Extract every line of the material that holds the string "this".

══════

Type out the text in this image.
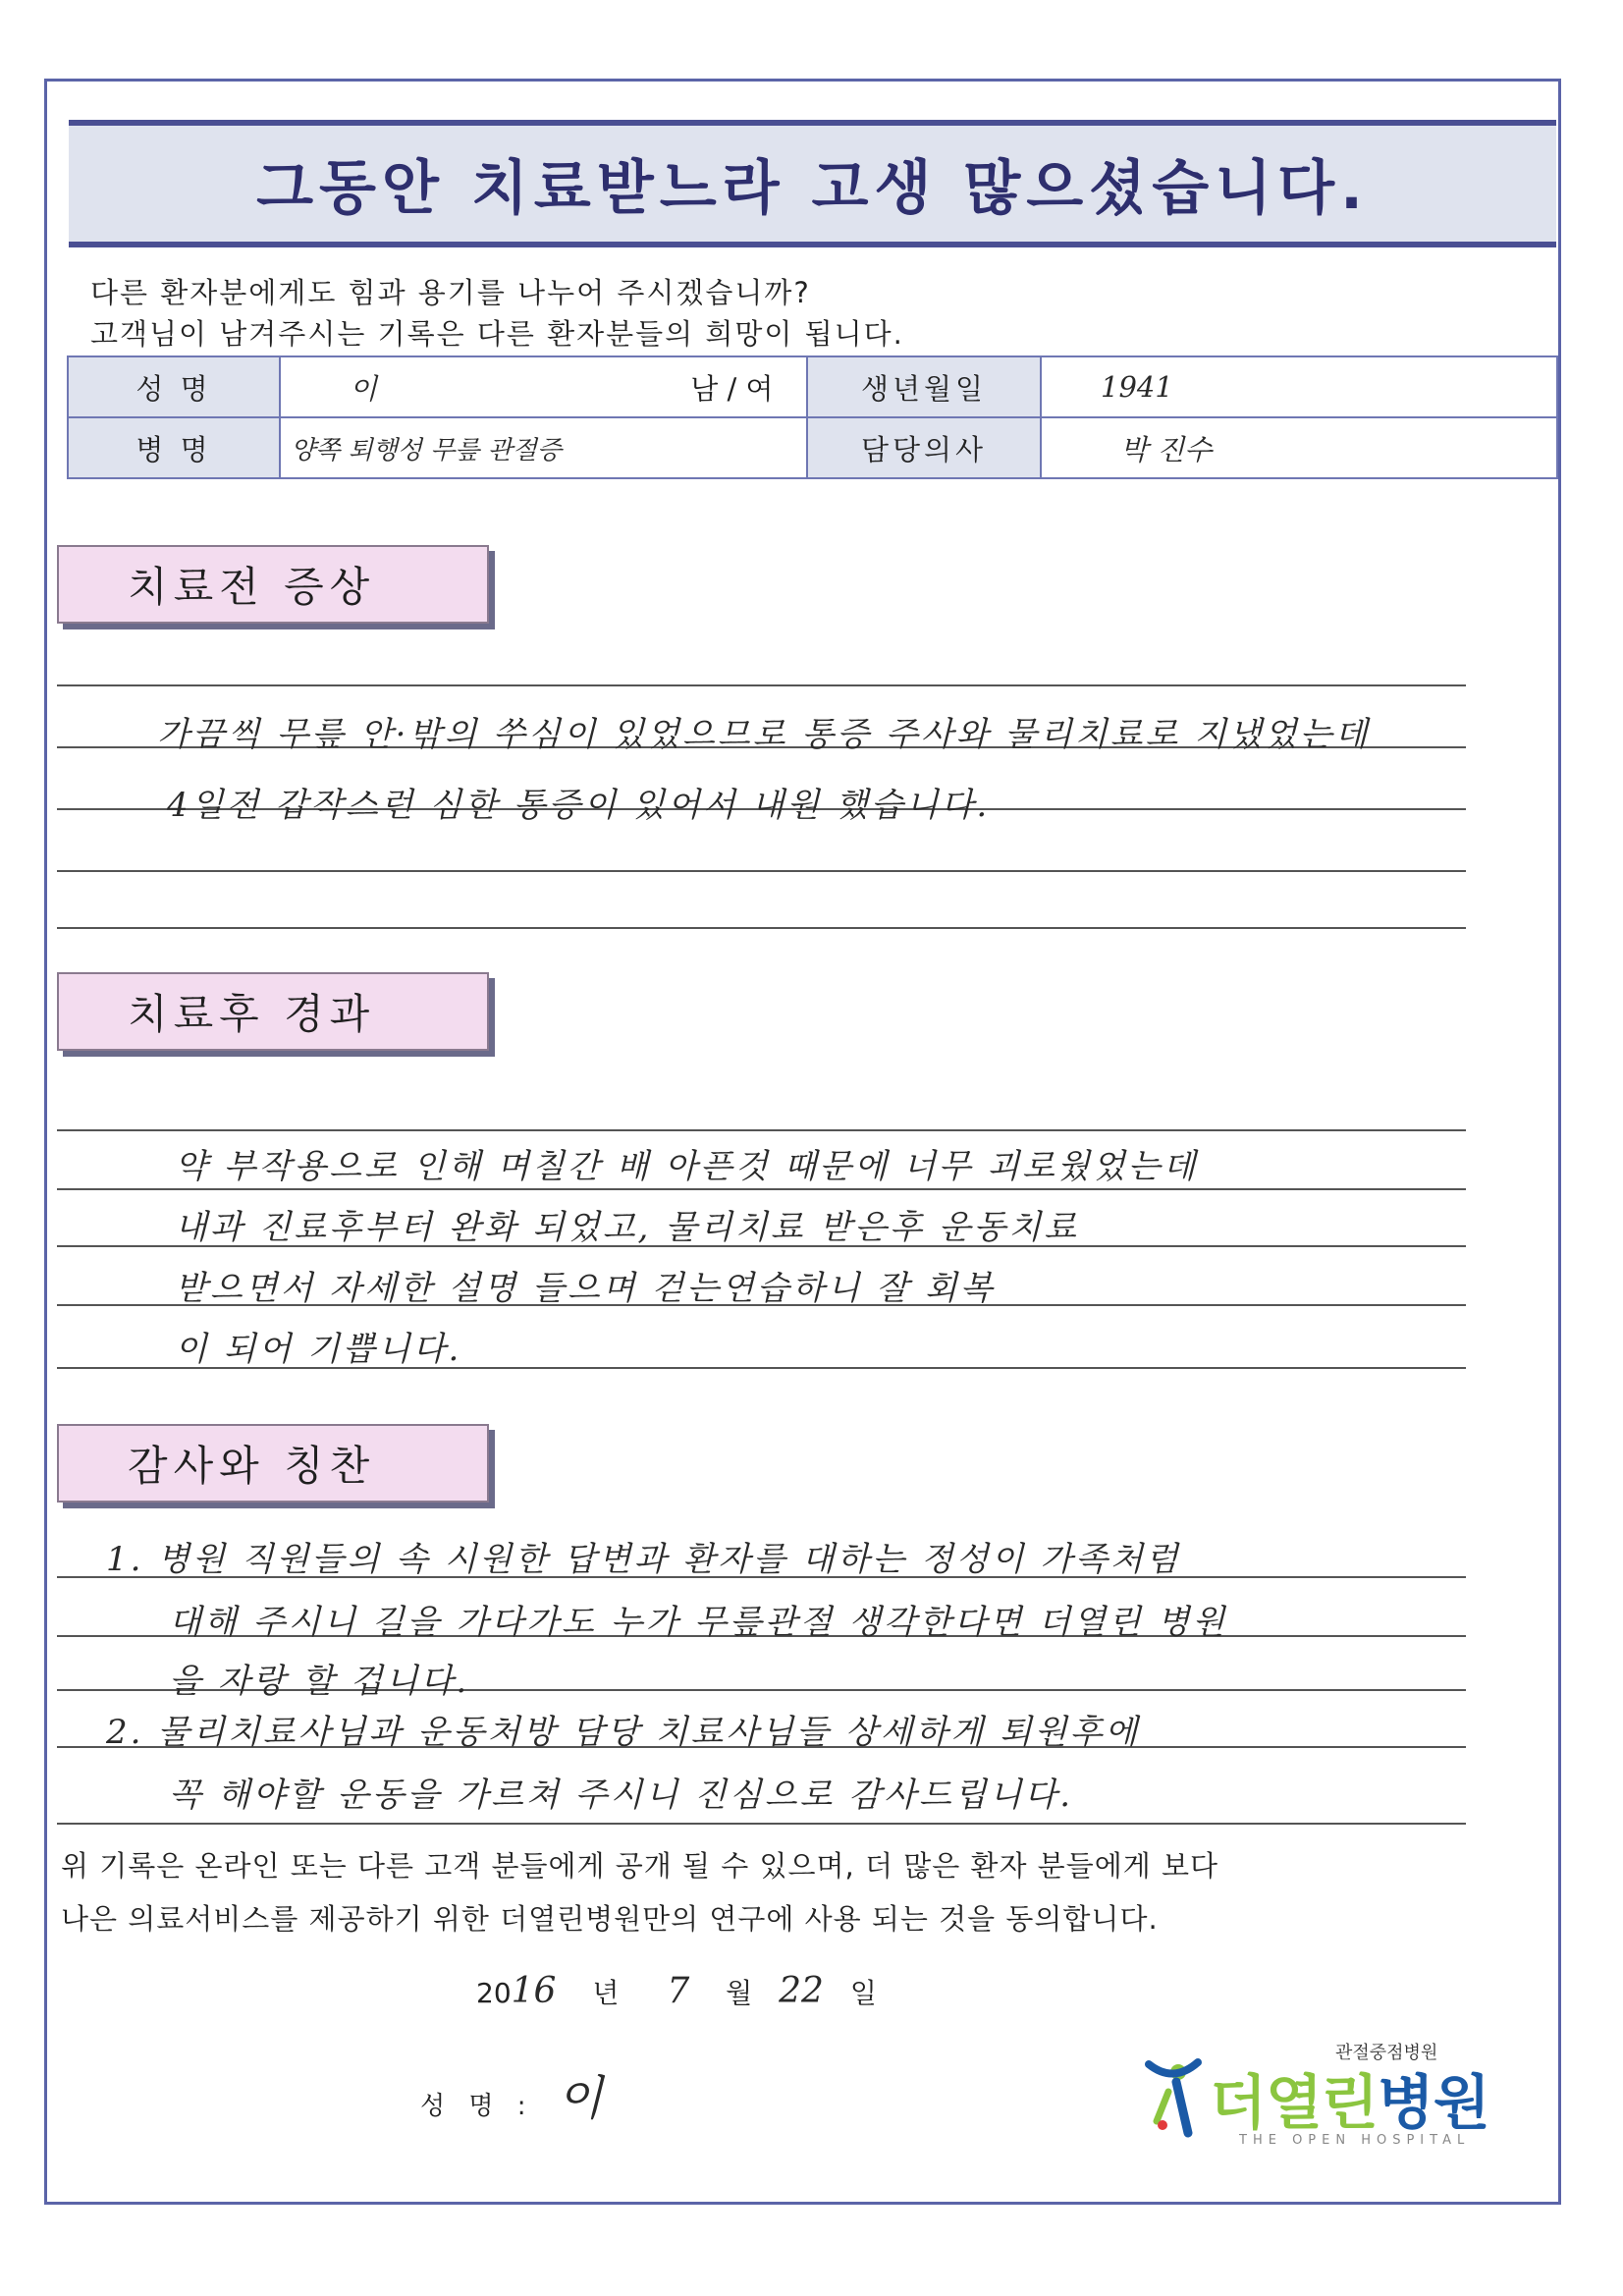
그동안 치료받느라 고생 많으셨습니다.
다른 환자분에게도 힘과 용기를 나누어 주시겠습니까?
고객님이 남겨주시는 기록은 다른 환자분들의 희망이 됩니다.
성 명	이 남 / 여	생년월일	1941
병 명	양쪽 퇴행성 무릎 관절증	담당의사	박 진수
치료전 증상
가끔씩 무릎 안·밖의 쑤심이 있었으므로 통증 주사와 물리치료로 지냈었는데
4일전 갑작스런 심한 통증이 있어서 내원 했습니다.
치료후 경과
약 부작용으로 인해 며칠간 배 아픈것 때문에 너무 괴로웠었는데
내과 진료후부터 완화 되었고, 물리치료 받은후 운동치료
받으면서 자세한 설명 들으며 걷는연습하니 잘 회복
이 되어 기쁩니다.
감사와 칭찬
1. 병원 직원들의 속 시원한 답변과 환자를 대하는 정성이 가족처럼
대해 주시니 길을 가다가도 누가 무릎관절 생각한다면 더열린 병원
을 자랑 할 겁니다.
2. 물리치료사님과 운동처방 담당 치료사님들 상세하게 퇴원후에
꼭 해야할 운동을 가르쳐 주시니 진심으로 감사드립니다.
위 기록은 온라인 또는 다른 고객 분들에게 공개 될 수 있으며, 더 많은 환자 분들에게 보다
나은 의료서비스를 제공하기 위한 더열린병원만의 연구에 사용 되는 것을 동의합니다.
2016 년 7 월 22 일
성 명 : 이
관절중점병원
더열린병원
THE OPEN HOSPITAL
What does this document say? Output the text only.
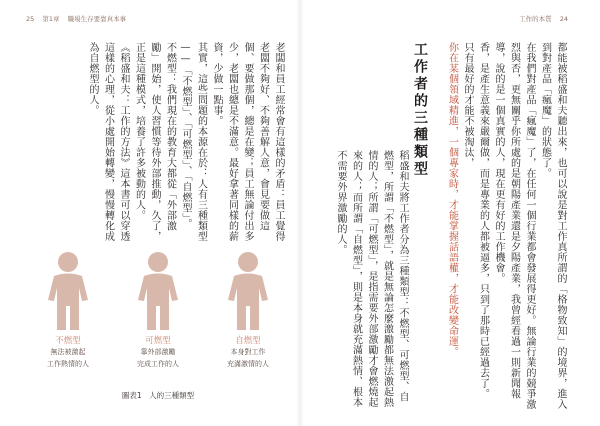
25 第1章 職場生存要靠真本事

老闆和員工經常會有這樣的矛盾：員工覺得老闆不夠好、不夠善解人意，會見要做這個、要做那個，總是在變；員工無論付出多少，老闆也總是不滿意。最好拿著同樣的薪資，少做一點事。

其實，這些問題的本源在於：人有三種類型——「不燃型」、「可燃型」、「自燃型」。

不燃型：我們現在的教育大都從「外部激勵」開始，使人習慣等待外部推動，久了，正是這種模式，培養了許多被動的人。

《稻盛和夫：工作的方法》這本書可以穿透這樣的心理，從小處開始轉變，慢慢轉化成為自燃型的人。

不燃型
無法被激起
工作熱情的人
可燃型
靠外部激勵
完成工作的人
自燃型
本身對工作
充滿激情的人
圖表1　人的三種類型
工作的本質 24

都能被稻盛和夫聽出來，也可以說是對工作真所謂的「格物致知」的境界，進入到對產品「瘋魔」的狀態了。

在我們對產品「瘋魔」了，在任何一個行業都會發展得更好。無論行業的競爭激烈與否，更無關乎你所處的是朝陽產業還是夕陽產業，我曾經看過一則新聞報導，說的是一個真實的人，現在更有好的工作機會。

香，是產生意義來嚴爾做，而是專業的人都被逼多，只到了那時已經過去了。

只有最好的才能不被淘汰，

你在某個領域精進，一個專家時，才能掌握話語權，才能改變命運。

工作者的三種類型

稻盛和夫將工作者分為三種類型：不燃型、可燃型、自燃型，所謂「不燃型」，就是無論怎麼激勵都無法激起熱情的人；所謂「可燃型」，是指需要外部激勵才會燃燒起來的人；而所謂「自燃型」，則是本身就充滿熱情、根本不需要外界激勵的人。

══════

### EXPECTED ANSWER
Type out the text in this image.
What does this document say? Output the text only.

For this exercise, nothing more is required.